Exercise description: Look below. Copy each line that has "placeholder" in it.

Available records:

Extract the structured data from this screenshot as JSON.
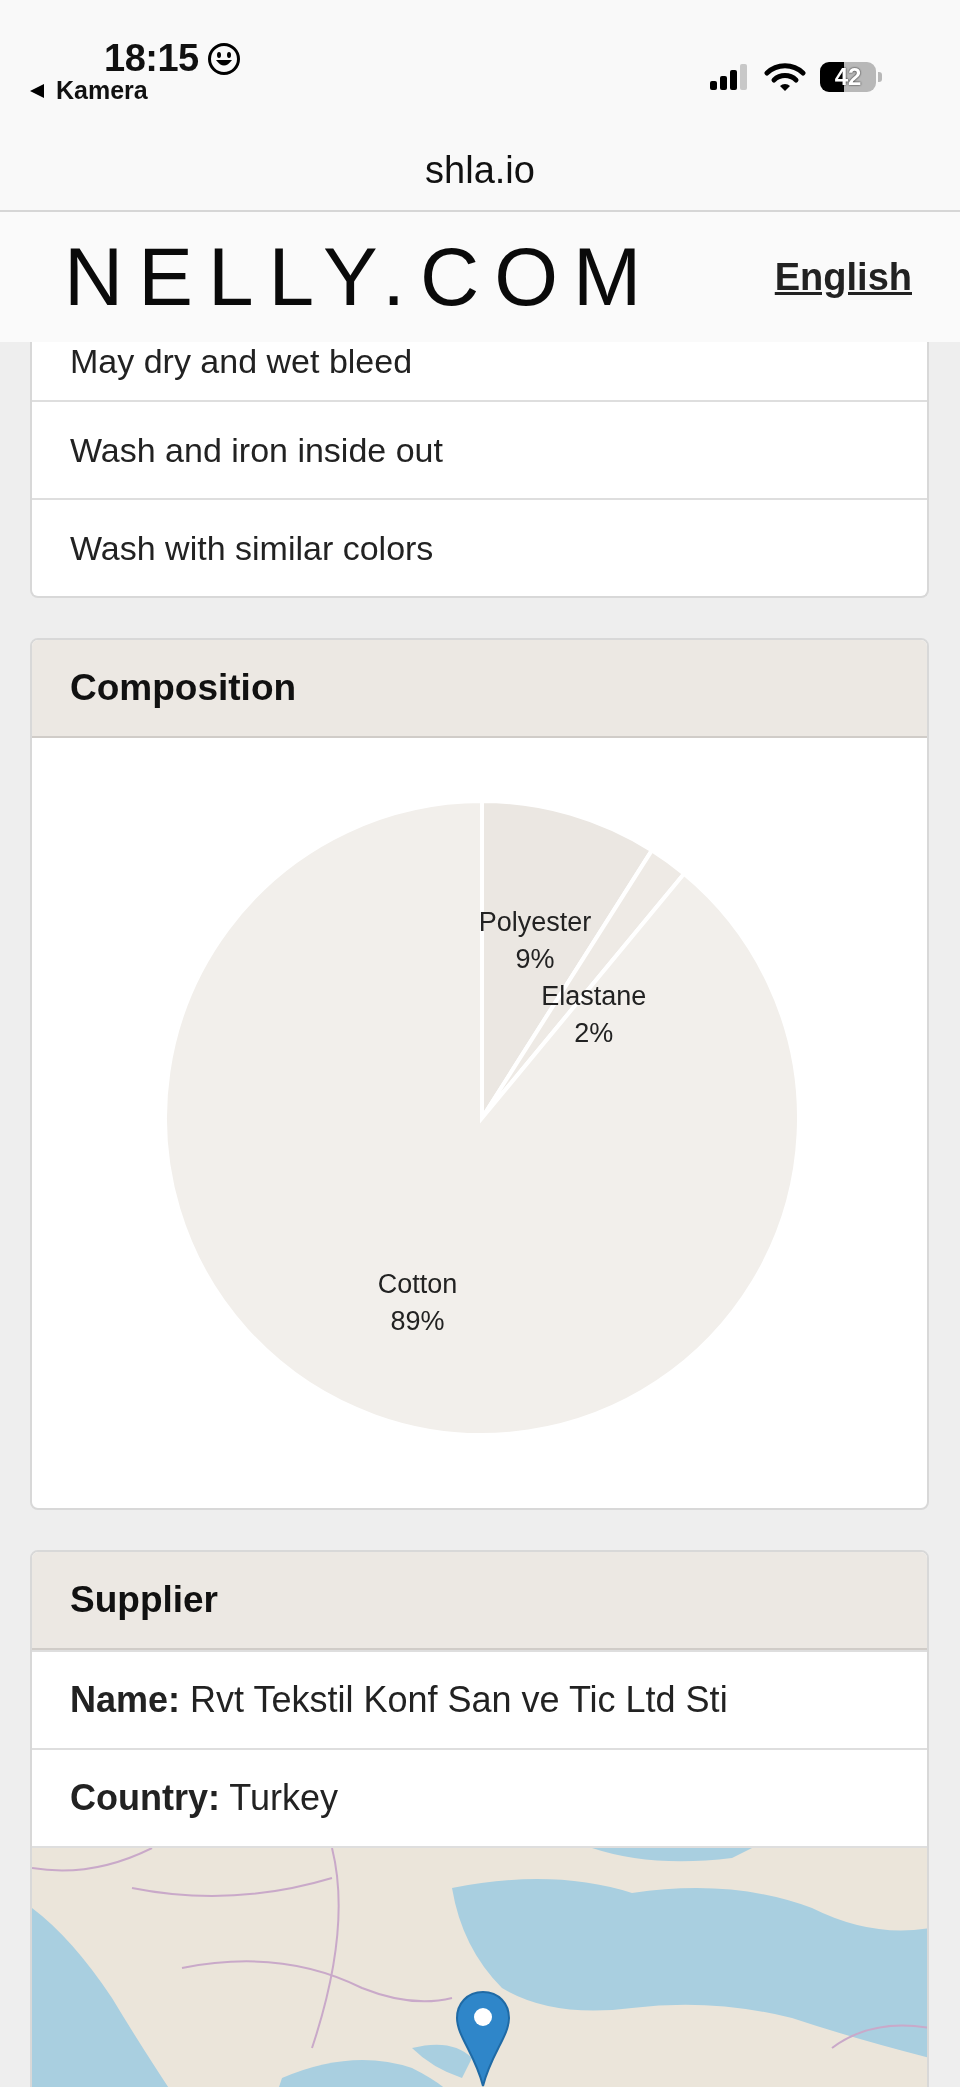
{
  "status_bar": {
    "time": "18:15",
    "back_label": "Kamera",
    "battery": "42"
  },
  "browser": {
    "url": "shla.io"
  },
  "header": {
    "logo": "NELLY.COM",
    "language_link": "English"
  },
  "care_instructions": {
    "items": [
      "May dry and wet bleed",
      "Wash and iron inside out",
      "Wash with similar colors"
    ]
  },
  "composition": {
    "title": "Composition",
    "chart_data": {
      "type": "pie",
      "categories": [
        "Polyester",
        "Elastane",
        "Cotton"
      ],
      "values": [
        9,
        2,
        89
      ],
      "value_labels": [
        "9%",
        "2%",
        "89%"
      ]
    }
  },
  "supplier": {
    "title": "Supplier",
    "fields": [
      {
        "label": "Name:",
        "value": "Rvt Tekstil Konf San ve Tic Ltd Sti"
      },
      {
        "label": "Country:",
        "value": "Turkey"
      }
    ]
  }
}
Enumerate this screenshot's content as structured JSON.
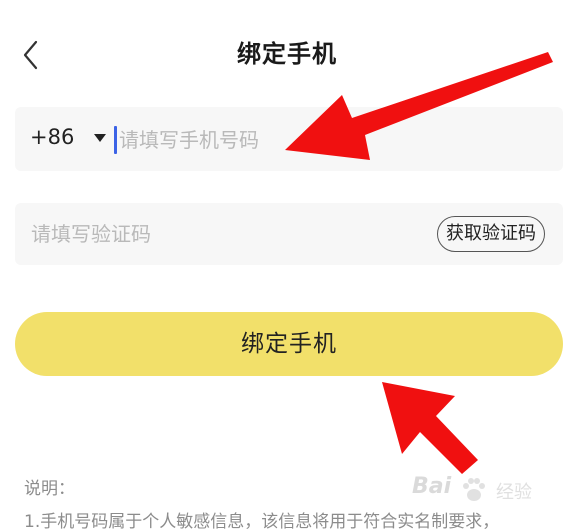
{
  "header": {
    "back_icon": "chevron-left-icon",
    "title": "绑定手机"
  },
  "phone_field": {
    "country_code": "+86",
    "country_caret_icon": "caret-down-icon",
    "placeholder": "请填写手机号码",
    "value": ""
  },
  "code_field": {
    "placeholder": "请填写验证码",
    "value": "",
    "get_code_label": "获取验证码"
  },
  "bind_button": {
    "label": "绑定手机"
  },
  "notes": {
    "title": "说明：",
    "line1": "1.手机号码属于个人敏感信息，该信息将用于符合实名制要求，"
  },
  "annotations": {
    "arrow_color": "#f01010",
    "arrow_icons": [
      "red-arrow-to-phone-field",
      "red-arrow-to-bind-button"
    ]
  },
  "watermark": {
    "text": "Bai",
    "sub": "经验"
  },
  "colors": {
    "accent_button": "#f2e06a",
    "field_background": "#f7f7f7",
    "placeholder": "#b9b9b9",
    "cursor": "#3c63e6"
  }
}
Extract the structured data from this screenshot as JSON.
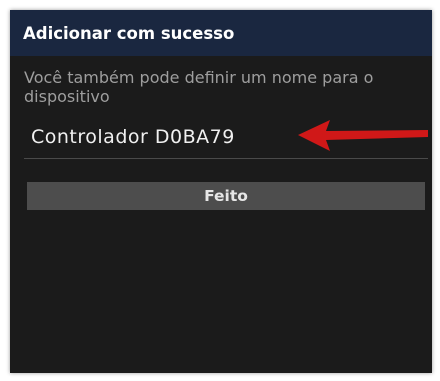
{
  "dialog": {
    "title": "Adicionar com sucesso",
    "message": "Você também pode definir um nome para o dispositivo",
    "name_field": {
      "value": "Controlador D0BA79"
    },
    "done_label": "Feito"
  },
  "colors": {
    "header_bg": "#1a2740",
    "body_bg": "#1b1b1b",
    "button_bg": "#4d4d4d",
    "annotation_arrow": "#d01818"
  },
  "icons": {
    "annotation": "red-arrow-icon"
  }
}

Output for this exercise:
    "placeholder": "请填写手机号码",
    "placeholder": "请填写验证码",
    "placeholder": "#b9b9b9",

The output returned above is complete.